Task:
Extract the full listing below without altering a single character.

* begin Data for the task *

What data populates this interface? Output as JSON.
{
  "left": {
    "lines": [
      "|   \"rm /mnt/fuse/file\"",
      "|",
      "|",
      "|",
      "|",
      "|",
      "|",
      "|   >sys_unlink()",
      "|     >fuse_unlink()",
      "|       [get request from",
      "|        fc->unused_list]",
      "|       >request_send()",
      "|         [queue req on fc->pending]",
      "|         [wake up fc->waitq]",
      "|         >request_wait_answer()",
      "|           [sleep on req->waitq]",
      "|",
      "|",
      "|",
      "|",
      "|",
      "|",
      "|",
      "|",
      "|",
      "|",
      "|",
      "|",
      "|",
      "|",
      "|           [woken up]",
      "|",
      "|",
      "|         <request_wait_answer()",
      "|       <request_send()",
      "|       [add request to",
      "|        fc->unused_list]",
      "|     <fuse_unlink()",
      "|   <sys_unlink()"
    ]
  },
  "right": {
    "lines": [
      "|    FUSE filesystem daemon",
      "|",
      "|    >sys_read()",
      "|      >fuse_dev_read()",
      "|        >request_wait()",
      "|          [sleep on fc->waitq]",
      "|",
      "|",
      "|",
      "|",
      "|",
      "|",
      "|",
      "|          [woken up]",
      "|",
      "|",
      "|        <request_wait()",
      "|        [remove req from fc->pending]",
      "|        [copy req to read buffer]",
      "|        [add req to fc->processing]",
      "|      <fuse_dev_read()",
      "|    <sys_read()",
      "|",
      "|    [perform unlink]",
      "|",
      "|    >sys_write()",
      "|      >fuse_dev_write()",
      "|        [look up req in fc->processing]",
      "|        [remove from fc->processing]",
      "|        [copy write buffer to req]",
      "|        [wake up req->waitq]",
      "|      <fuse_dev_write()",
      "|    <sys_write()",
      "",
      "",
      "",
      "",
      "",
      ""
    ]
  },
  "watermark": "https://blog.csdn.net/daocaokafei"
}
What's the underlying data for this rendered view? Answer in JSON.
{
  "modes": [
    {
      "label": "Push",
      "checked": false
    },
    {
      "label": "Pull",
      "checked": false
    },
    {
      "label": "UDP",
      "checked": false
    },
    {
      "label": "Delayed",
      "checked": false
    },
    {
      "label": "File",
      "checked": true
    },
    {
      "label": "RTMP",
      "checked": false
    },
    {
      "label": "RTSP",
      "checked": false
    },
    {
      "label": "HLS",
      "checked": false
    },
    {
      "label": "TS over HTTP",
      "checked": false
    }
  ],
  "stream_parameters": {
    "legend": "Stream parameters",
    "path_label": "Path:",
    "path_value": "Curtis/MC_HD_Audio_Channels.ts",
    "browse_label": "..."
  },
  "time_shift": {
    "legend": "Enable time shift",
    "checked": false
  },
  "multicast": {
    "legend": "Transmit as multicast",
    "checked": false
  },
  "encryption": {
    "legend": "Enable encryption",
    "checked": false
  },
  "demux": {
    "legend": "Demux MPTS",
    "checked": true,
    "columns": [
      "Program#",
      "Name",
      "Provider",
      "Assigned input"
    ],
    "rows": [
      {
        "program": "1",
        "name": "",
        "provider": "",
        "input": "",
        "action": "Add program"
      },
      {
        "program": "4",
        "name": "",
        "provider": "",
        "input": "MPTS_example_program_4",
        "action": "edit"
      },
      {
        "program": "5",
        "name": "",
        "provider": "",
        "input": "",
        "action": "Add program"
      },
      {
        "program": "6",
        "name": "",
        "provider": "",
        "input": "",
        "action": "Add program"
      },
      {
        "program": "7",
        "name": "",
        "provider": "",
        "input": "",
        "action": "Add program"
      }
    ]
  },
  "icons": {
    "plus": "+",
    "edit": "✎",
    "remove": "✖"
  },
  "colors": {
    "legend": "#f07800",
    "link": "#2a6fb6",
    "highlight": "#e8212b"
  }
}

* end Data for the task *

Exercise solution:
What data populates this interface? Output as JSON.
{
  "left": {
    "lines": [
      "|   \"rm /mnt/fuse/file\"",
      "|",
      "|",
      "|",
      "|",
      "|",
      "|",
      "|   >sys_unlink()",
      "|     >fuse_unlink()",
      "|       [get request from",
      "|        fc->unused_list]",
      "|       >request_send()",
      "|         [queue req on fc->pending]",
      "|         [wake up fc->waitq]",
      "|         >request_wait_answer()",
      "|           [sleep on req->waitq]",
      "|",
      "|",
      "|",
      "|",
      "|",
      "|",
      "|",
      "|",
      "|",
      "|",
      "|",
      "|",
      "|",
      "|",
      "|           [woken up]",
      "|",
      "|",
      "|         <request_wait_answer()",
      "|       <request_send()",
      "|       [add request to",
      "|        fc->unused_list]",
      "|     <fuse_unlink()",
      "|   <sys_unlink()"
    ]
  },
  "right": {
    "lines": [
      "|    FUSE filesystem daemon",
      "|",
      "|    >sys_read()",
      "|      >fuse_dev_read()",
      "|        >request_wait()",
      "|          [sleep on fc->waitq]",
      "|",
      "|",
      "|",
      "|",
      "|",
      "|",
      "|",
      "|          [woken up]",
      "|",
      "|",
      "|        <request_wait()",
      "|        [remove req from fc->pending]",
      "|        [copy req to read buffer]",
      "|        [add req to fc->processing]",
      "|      <fuse_dev_read()",
      "|    <sys_read()",
      "|",
      "|    [perform unlink]",
      "|",
      "|    >sys_write()",
      "|      >fuse_dev_write()",
      "|        [look up req in fc->processing]",
      "|        [remove from fc->processing]",
      "|        [copy write buffer to req]",
      "|        [wake up req->waitq]",
      "|      <fuse_dev_write()",
      "|    <sys_write()",
      "",
      "",
      "",
      "",
      "",
      ""
    ]
  },
  "watermark": "https://blog.csdn.net/daocaokafei"
}
What's the underlying data for this rendered view? Answer in JSON.
{
  "modes": [
    {
      "label": "Push",
      "checked": false
    },
    {
      "label": "Pull",
      "checked": false
    },
    {
      "label": "UDP",
      "checked": false
    },
    {
      "label": "Delayed",
      "checked": false
    },
    {
      "label": "File",
      "checked": true
    },
    {
      "label": "RTMP",
      "checked": false
    },
    {
      "label": "RTSP",
      "checked": false
    },
    {
      "label": "HLS",
      "checked": false
    },
    {
      "label": "TS over HTTP",
      "checked": false
    }
  ],
  "stream_parameters": {
    "legend": "Stream parameters",
    "path_label": "Path:",
    "path_value": "Curtis/MC_HD_Audio_Channels.ts",
    "browse_label": "..."
  },
  "time_shift": {
    "legend": "Enable time shift",
    "checked": false
  },
  "multicast": {
    "legend": "Transmit as multicast",
    "checked": false
  },
  "encryption": {
    "legend": "Enable encryption",
    "checked": false
  },
  "demux": {
    "legend": "Demux MPTS",
    "checked": true,
    "columns": [
      "Program#",
      "Name",
      "Provider",
      "Assigned input"
    ],
    "rows": [
      {
        "program": "1",
        "name": "",
        "provider": "",
        "input": "",
        "action": "Add program"
      },
      {
        "program": "4",
        "name": "",
        "provider": "",
        "input": "MPTS_example_program_4",
        "action": "edit"
      },
      {
        "program": "5",
        "name": "",
        "provider": "",
        "input": "",
        "action": "Add program"
      },
      {
        "program": "6",
        "name": "",
        "provider": "",
        "input": "",
        "action": "Add program"
      },
      {
        "program": "7",
        "name": "",
        "provider": "",
        "input": "",
        "action": "Add program"
      }
    ]
  },
  "icons": {
    "plus": "+",
    "edit": "✎",
    "remove": "✖"
  },
  "colors": {
    "legend": "#f07800",
    "link": "#2a6fb6",
    "highlight": "#e8212b"
  }
}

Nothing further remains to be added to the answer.